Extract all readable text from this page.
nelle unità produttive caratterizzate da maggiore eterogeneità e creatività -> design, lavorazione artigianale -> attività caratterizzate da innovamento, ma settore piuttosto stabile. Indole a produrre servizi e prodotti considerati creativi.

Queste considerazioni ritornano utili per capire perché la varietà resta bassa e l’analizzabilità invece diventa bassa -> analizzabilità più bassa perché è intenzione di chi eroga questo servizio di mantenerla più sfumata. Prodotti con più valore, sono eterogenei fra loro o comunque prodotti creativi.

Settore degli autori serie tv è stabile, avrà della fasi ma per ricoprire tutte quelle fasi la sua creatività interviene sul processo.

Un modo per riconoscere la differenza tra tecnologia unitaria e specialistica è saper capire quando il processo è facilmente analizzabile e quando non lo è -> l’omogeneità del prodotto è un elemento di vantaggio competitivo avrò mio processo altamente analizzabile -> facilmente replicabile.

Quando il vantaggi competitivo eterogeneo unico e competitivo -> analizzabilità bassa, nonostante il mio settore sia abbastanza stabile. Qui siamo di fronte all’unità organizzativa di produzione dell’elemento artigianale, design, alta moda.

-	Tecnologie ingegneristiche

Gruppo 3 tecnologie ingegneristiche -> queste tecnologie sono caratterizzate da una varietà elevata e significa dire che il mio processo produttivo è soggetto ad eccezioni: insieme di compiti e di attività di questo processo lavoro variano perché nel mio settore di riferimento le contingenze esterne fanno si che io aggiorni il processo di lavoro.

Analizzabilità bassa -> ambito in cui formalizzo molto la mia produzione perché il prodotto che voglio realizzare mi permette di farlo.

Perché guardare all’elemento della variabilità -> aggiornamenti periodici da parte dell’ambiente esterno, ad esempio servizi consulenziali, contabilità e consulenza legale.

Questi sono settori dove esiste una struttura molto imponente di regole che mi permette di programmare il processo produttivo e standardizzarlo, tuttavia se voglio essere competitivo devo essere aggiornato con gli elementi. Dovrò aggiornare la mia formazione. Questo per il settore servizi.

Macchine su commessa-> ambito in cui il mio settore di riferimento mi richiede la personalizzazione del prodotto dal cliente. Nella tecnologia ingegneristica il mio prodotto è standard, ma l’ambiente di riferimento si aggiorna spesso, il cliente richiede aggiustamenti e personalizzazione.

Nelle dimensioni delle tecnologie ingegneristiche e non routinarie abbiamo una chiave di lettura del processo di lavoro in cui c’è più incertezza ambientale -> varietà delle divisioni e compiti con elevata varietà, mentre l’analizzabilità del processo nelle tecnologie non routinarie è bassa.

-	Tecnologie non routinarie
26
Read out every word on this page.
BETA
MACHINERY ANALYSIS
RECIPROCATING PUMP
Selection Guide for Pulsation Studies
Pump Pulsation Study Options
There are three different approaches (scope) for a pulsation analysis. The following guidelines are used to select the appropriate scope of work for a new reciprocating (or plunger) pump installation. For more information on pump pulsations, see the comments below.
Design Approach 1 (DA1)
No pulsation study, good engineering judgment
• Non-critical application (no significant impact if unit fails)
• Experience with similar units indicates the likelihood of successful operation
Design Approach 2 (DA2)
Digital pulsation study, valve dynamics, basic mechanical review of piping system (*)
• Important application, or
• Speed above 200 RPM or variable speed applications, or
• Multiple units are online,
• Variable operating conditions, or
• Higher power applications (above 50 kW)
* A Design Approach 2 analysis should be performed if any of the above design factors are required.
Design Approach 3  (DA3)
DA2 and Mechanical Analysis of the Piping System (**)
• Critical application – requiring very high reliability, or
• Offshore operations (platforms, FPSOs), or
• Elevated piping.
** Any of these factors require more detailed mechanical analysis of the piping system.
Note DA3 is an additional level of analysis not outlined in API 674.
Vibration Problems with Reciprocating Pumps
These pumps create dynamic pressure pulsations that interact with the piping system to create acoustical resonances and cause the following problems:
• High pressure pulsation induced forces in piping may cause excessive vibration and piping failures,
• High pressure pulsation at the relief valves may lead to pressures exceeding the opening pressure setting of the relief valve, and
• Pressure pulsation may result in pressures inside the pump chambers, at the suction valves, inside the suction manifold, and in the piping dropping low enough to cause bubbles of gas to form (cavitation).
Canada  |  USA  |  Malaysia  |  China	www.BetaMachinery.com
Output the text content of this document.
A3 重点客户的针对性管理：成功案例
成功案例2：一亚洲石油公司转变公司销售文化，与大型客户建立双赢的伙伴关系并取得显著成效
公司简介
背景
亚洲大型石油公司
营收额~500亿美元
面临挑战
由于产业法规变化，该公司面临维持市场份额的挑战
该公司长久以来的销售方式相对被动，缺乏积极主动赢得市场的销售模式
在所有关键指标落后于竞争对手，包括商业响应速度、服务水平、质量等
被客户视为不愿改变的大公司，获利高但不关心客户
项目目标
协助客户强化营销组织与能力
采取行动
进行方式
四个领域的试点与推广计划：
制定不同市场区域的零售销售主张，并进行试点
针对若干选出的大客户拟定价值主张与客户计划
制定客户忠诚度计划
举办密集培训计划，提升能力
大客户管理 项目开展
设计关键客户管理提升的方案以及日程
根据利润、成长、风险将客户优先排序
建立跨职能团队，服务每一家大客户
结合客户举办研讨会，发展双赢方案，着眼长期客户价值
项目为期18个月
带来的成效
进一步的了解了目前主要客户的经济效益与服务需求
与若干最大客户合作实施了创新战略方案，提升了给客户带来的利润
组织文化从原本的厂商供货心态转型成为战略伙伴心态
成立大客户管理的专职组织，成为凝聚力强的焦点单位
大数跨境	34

################

*AIM OF THE TASK*:
Only the lines from the one containing "Output the text content of this document." through the end of the entries above belong in the answer; repeat them exactly.

*RESPONSE*:
Output the text content of this document.
A3 重点客户的针对性管理：成功案例
成功案例2：一亚洲石油公司转变公司销售文化，与大型客户建立双赢的伙伴关系并取得显著成效
公司简介
背景
亚洲大型石油公司
营收额~500亿美元
面临挑战
由于产业法规变化，该公司面临维持市场份额的挑战
该公司长久以来的销售方式相对被动，缺乏积极主动赢得市场的销售模式
在所有关键指标落后于竞争对手，包括商业响应速度、服务水平、质量等
被客户视为不愿改变的大公司，获利高但不关心客户
项目目标
协助客户强化营销组织与能力
采取行动
进行方式
四个领域的试点与推广计划：
制定不同市场区域的零售销售主张，并进行试点
针对若干选出的大客户拟定价值主张与客户计划
制定客户忠诚度计划
举办密集培训计划，提升能力
大客户管理 项目开展
设计关键客户管理提升的方案以及日程
根据利润、成长、风险将客户优先排序
建立跨职能团队，服务每一家大客户
结合客户举办研讨会，发展双赢方案，着眼长期客户价值
项目为期18个月
带来的成效
进一步的了解了目前主要客户的经济效益与服务需求
与若干最大客户合作实施了创新战略方案，提升了给客户带来的利润
组织文化从原本的厂商供货心态转型成为战略伙伴心态
成立大客户管理的专职组织，成为凝聚力强的焦点单位
大数跨境	34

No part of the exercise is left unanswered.